> _Records for this exercise_

::::

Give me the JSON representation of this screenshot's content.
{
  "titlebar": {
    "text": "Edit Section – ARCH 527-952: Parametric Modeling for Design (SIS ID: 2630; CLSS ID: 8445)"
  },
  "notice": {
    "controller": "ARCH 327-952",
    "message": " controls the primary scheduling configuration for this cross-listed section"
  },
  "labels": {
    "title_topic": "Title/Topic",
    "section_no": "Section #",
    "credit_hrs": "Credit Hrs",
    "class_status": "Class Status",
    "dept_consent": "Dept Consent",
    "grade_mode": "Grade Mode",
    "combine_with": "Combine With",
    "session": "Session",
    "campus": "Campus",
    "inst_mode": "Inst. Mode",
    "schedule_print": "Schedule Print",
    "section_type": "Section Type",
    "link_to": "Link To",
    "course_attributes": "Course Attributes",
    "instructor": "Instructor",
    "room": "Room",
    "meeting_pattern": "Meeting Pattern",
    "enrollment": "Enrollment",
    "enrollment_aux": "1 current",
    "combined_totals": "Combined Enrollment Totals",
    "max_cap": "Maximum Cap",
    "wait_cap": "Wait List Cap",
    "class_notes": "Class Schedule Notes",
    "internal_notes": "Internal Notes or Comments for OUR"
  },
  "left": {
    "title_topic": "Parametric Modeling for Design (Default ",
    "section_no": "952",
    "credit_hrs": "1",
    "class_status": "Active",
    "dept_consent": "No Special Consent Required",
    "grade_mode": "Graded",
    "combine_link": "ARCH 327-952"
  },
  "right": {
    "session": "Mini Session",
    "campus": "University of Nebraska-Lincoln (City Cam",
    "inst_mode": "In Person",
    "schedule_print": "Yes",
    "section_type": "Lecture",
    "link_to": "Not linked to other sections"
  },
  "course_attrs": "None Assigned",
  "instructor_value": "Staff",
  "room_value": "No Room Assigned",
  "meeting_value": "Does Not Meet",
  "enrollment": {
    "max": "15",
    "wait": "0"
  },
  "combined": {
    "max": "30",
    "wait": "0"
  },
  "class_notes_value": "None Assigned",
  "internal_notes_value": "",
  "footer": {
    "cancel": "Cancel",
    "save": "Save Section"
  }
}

::::

> _Aim_
Nothing should be left out: repeat all of the data exactly.

> _Task response_
Give me the JSON representation of this screenshot's content.
{
  "titlebar": {
    "text": "Edit Section – ARCH 527-952: Parametric Modeling for Design (SIS ID: 2630; CLSS ID: 8445)"
  },
  "notice": {
    "controller": "ARCH 327-952",
    "message": " controls the primary scheduling configuration for this cross-listed section"
  },
  "labels": {
    "title_topic": "Title/Topic",
    "section_no": "Section #",
    "credit_hrs": "Credit Hrs",
    "class_status": "Class Status",
    "dept_consent": "Dept Consent",
    "grade_mode": "Grade Mode",
    "combine_with": "Combine With",
    "session": "Session",
    "campus": "Campus",
    "inst_mode": "Inst. Mode",
    "schedule_print": "Schedule Print",
    "section_type": "Section Type",
    "link_to": "Link To",
    "course_attributes": "Course Attributes",
    "instructor": "Instructor",
    "room": "Room",
    "meeting_pattern": "Meeting Pattern",
    "enrollment": "Enrollment",
    "enrollment_aux": "1 current",
    "combined_totals": "Combined Enrollment Totals",
    "max_cap": "Maximum Cap",
    "wait_cap": "Wait List Cap",
    "class_notes": "Class Schedule Notes",
    "internal_notes": "Internal Notes or Comments for OUR"
  },
  "left": {
    "title_topic": "Parametric Modeling for Design (Default ",
    "section_no": "952",
    "credit_hrs": "1",
    "class_status": "Active",
    "dept_consent": "No Special Consent Required",
    "grade_mode": "Graded",
    "combine_link": "ARCH 327-952"
  },
  "right": {
    "session": "Mini Session",
    "campus": "University of Nebraska-Lincoln (City Cam",
    "inst_mode": "In Person",
    "schedule_print": "Yes",
    "section_type": "Lecture",
    "link_to": "Not linked to other sections"
  },
  "course_attrs": "None Assigned",
  "instructor_value": "Staff",
  "room_value": "No Room Assigned",
  "meeting_value": "Does Not Meet",
  "enrollment": {
    "max": "15",
    "wait": "0"
  },
  "combined": {
    "max": "30",
    "wait": "0"
  },
  "class_notes_value": "None Assigned",
  "internal_notes_value": "",
  "footer": {
    "cancel": "Cancel",
    "save": "Save Section"
  }
}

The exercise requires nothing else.